TASK DETAILS —
Scan each line of the records for the word "ylabel" and extract the ones that have it.

SUPPLIED MATERIAL —
■ ■ ■ ■ ■

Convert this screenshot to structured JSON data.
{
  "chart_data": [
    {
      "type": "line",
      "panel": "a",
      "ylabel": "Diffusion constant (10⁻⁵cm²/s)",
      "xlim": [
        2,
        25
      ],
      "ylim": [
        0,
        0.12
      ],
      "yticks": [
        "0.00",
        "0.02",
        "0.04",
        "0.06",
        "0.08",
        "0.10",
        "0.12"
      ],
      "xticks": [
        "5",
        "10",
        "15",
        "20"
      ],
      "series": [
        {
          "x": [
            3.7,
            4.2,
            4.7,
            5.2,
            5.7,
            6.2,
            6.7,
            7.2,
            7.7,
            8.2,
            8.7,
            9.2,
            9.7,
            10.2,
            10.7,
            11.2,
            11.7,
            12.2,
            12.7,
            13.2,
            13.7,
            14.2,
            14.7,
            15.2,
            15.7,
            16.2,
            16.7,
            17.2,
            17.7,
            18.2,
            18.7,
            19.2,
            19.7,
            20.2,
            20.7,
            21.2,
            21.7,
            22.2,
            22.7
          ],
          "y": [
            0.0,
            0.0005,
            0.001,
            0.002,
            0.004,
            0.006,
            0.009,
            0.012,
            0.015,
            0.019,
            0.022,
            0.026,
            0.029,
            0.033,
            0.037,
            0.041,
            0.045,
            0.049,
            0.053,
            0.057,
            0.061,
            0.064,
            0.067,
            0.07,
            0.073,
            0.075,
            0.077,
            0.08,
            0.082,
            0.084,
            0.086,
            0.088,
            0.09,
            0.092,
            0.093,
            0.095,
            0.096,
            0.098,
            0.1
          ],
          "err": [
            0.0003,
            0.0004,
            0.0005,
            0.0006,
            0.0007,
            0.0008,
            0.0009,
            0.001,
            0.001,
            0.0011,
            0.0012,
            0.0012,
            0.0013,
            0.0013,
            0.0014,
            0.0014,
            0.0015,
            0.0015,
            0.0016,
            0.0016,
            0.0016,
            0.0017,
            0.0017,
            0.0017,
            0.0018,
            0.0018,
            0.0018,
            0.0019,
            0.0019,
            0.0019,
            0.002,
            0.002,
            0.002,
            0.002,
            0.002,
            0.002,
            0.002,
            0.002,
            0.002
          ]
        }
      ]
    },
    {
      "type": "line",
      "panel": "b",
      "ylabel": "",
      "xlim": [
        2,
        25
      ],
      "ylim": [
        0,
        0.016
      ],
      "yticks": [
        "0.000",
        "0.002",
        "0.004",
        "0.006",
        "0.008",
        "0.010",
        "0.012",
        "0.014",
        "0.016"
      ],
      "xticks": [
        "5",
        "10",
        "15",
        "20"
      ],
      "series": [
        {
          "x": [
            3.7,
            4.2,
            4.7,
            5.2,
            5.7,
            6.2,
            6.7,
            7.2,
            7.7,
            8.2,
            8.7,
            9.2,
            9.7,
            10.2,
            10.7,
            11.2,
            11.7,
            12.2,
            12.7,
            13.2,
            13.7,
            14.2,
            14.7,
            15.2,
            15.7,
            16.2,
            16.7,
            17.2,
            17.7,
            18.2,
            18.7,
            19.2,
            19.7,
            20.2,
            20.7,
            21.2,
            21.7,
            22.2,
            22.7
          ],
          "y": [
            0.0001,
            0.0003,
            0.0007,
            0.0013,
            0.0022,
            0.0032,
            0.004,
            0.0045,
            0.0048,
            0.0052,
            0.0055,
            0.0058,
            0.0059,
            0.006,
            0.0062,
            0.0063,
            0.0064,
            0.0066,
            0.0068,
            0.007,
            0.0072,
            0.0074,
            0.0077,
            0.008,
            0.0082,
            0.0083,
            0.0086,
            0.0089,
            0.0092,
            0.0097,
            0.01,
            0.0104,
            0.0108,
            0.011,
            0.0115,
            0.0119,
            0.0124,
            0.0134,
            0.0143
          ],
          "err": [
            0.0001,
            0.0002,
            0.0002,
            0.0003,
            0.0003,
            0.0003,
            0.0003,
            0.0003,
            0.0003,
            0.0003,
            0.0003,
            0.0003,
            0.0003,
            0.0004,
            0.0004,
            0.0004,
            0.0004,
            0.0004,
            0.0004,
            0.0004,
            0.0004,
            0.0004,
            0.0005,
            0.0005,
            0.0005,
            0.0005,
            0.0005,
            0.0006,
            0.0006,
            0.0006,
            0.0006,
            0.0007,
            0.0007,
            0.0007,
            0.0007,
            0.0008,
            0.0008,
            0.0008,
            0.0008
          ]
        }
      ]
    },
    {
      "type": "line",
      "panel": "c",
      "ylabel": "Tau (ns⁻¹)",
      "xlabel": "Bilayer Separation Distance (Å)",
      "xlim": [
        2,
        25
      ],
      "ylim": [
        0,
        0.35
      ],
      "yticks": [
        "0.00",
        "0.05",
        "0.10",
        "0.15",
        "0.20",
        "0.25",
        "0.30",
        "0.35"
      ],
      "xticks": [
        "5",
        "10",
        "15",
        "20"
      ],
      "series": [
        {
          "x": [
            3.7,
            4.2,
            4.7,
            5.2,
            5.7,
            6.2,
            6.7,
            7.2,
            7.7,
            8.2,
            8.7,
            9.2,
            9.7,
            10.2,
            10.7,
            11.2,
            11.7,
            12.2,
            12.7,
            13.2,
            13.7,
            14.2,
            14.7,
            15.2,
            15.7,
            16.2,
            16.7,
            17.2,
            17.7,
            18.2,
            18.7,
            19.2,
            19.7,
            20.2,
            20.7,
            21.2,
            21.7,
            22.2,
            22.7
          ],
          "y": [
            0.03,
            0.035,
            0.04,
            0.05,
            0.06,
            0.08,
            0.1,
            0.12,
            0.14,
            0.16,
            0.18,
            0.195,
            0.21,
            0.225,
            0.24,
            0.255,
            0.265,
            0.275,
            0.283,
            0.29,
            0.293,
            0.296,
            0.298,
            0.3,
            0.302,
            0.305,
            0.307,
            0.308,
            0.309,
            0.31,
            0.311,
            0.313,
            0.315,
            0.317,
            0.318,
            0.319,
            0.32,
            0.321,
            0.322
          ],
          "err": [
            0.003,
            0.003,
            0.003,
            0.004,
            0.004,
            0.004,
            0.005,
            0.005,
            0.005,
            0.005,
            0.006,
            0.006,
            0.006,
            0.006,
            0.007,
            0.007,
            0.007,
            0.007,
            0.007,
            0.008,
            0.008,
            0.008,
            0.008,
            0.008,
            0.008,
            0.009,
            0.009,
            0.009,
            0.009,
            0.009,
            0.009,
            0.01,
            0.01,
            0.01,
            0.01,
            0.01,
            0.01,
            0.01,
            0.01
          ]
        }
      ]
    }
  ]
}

■ ■ ■ ■ ■

REPLY TO THE EXERCISE —
      "ylabel": "Diffusion constant (10⁻⁵cm²/s)",
      "ylabel": "",
      "ylabel": "Tau (ns⁻¹)",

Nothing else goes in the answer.